Exercise material:
• • • •
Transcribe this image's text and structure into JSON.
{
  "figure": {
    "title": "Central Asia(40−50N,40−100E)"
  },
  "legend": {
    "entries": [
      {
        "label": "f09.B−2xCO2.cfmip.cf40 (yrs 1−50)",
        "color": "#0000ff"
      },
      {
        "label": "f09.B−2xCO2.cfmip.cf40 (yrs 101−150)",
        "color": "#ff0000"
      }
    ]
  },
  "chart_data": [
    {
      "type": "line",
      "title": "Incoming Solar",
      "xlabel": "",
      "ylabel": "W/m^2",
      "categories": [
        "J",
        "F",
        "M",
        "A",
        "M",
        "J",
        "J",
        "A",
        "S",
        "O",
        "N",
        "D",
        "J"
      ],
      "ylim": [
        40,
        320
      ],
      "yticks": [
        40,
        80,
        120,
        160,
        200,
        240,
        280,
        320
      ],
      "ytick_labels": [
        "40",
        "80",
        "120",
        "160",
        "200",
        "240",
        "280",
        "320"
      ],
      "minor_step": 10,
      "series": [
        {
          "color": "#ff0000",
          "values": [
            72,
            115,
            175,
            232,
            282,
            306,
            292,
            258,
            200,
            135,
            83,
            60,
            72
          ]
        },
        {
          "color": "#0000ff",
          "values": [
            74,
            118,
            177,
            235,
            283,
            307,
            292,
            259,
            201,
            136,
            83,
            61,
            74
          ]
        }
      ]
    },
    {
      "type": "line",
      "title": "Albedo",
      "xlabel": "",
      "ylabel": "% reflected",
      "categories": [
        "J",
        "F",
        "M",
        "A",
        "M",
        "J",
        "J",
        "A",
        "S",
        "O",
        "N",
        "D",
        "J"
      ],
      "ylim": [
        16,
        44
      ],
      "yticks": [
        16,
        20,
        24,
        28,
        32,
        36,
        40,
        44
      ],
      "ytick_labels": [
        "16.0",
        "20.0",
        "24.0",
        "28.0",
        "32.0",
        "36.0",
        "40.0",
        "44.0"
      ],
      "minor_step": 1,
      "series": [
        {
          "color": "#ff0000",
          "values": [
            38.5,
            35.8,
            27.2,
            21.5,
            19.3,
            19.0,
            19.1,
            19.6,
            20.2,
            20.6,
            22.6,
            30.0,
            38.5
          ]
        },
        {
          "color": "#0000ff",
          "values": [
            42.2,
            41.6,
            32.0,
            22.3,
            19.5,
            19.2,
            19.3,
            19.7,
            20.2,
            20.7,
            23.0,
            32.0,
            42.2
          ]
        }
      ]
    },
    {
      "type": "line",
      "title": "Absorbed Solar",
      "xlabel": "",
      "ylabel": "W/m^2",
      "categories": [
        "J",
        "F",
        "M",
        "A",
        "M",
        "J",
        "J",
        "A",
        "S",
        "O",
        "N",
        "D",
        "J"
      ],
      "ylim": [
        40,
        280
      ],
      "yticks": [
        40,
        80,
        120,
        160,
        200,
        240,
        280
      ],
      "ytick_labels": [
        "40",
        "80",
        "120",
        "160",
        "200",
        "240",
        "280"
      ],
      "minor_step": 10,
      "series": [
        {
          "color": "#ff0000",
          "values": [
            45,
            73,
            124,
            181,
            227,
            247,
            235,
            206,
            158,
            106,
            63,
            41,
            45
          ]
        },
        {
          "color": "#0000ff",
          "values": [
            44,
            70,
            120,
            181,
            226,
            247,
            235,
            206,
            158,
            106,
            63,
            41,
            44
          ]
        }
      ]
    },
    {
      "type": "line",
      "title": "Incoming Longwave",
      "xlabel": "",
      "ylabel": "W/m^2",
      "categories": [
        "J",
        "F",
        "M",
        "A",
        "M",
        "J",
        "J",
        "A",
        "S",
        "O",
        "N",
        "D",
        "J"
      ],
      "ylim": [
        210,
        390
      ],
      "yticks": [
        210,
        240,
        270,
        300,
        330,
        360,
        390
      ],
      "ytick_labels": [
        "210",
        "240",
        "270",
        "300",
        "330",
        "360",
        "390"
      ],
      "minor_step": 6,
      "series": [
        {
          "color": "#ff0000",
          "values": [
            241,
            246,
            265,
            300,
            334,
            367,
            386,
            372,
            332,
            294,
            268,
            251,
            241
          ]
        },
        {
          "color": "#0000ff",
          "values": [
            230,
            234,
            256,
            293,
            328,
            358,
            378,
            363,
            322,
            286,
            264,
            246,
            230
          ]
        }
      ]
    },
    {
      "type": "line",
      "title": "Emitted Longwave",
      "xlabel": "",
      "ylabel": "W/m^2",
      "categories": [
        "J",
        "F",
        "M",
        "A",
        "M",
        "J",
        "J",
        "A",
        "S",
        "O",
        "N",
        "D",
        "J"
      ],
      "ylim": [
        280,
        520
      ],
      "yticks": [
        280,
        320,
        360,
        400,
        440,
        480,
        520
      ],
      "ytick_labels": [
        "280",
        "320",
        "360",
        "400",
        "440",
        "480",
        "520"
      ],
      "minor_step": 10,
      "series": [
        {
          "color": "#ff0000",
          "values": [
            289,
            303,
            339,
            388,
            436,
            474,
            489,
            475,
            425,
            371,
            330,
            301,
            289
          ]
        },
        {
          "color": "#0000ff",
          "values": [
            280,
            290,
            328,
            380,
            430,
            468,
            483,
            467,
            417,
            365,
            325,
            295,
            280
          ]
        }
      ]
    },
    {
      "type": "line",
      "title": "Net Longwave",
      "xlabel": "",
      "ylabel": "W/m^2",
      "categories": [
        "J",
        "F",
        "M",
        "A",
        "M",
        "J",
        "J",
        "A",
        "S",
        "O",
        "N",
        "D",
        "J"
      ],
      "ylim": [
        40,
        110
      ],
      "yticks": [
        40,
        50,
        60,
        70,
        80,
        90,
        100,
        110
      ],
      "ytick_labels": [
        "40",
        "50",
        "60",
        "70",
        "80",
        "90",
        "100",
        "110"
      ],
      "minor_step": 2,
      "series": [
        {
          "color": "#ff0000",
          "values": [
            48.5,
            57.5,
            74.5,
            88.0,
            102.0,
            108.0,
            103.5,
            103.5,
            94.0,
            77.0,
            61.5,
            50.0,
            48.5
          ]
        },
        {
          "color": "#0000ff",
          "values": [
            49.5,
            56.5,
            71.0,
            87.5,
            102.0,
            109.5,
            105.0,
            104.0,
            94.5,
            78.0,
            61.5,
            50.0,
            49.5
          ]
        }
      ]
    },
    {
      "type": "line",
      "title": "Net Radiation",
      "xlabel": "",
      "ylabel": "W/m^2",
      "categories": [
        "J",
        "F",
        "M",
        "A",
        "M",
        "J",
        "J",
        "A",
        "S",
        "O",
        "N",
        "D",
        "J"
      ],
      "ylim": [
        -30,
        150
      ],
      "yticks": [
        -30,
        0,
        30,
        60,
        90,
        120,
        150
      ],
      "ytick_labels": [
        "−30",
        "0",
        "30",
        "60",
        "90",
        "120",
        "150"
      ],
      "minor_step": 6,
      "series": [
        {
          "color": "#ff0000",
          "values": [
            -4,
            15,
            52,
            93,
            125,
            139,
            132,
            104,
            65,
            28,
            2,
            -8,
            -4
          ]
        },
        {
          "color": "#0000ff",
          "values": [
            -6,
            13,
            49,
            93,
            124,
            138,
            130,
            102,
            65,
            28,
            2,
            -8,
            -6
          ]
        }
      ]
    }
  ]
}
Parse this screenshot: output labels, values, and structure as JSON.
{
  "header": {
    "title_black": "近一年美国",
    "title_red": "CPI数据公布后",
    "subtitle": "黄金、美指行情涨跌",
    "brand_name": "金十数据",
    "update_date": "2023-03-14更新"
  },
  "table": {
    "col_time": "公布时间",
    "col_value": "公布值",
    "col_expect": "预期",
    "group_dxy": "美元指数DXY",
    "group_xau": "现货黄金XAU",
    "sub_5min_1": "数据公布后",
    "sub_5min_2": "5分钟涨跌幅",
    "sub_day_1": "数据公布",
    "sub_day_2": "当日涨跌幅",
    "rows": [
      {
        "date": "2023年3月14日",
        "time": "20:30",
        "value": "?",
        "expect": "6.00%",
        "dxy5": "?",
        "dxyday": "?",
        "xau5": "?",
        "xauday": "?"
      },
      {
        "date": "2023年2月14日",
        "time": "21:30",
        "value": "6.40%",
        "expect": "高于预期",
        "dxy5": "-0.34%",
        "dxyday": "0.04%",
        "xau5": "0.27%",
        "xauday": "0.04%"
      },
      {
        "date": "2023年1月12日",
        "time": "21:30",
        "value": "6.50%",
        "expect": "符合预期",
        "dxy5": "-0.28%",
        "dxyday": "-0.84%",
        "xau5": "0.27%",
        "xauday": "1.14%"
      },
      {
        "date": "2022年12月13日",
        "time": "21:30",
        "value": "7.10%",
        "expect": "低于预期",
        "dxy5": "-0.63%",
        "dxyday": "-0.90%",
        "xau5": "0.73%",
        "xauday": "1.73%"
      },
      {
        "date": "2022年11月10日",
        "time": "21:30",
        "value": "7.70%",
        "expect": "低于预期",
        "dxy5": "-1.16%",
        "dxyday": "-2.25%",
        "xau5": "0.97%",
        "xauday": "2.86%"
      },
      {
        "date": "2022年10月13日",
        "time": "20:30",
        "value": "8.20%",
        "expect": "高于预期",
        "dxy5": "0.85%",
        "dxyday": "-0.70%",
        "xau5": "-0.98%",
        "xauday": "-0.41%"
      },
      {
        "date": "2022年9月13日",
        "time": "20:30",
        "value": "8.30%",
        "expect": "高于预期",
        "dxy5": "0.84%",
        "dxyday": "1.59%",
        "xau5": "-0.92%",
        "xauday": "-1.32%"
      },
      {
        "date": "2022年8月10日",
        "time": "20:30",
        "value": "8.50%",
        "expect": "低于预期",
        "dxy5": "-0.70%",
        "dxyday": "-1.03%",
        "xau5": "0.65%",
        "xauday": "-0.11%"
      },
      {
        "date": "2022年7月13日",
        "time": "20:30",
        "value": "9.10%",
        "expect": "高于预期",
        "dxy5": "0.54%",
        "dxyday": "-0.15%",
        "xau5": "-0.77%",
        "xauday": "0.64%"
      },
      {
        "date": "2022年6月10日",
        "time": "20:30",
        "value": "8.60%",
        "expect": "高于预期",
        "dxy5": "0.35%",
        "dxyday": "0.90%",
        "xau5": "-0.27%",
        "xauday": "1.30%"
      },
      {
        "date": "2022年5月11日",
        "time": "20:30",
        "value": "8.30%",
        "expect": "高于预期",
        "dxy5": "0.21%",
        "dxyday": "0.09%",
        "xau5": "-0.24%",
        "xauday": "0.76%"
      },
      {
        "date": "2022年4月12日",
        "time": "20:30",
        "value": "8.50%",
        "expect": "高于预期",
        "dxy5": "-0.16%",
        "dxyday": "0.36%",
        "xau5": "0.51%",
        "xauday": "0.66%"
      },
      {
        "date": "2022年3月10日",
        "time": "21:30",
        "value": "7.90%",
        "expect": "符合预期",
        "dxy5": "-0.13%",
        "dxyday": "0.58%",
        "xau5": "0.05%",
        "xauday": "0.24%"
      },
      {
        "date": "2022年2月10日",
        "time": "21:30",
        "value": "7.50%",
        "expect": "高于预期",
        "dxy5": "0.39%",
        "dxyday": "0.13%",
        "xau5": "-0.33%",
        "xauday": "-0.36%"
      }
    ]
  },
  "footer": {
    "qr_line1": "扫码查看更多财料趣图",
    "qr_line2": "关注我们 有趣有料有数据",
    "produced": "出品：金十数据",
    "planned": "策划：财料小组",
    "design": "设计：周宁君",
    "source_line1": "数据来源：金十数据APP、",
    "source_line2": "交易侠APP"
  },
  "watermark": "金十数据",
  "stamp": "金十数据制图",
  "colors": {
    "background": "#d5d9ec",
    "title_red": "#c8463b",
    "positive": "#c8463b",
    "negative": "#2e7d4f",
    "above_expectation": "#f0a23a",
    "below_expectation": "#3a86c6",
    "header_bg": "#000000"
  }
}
• • • •
Directions for this task:
State how many lines of the listing include the word "JSON". Reply with the number alone.

Reply:
2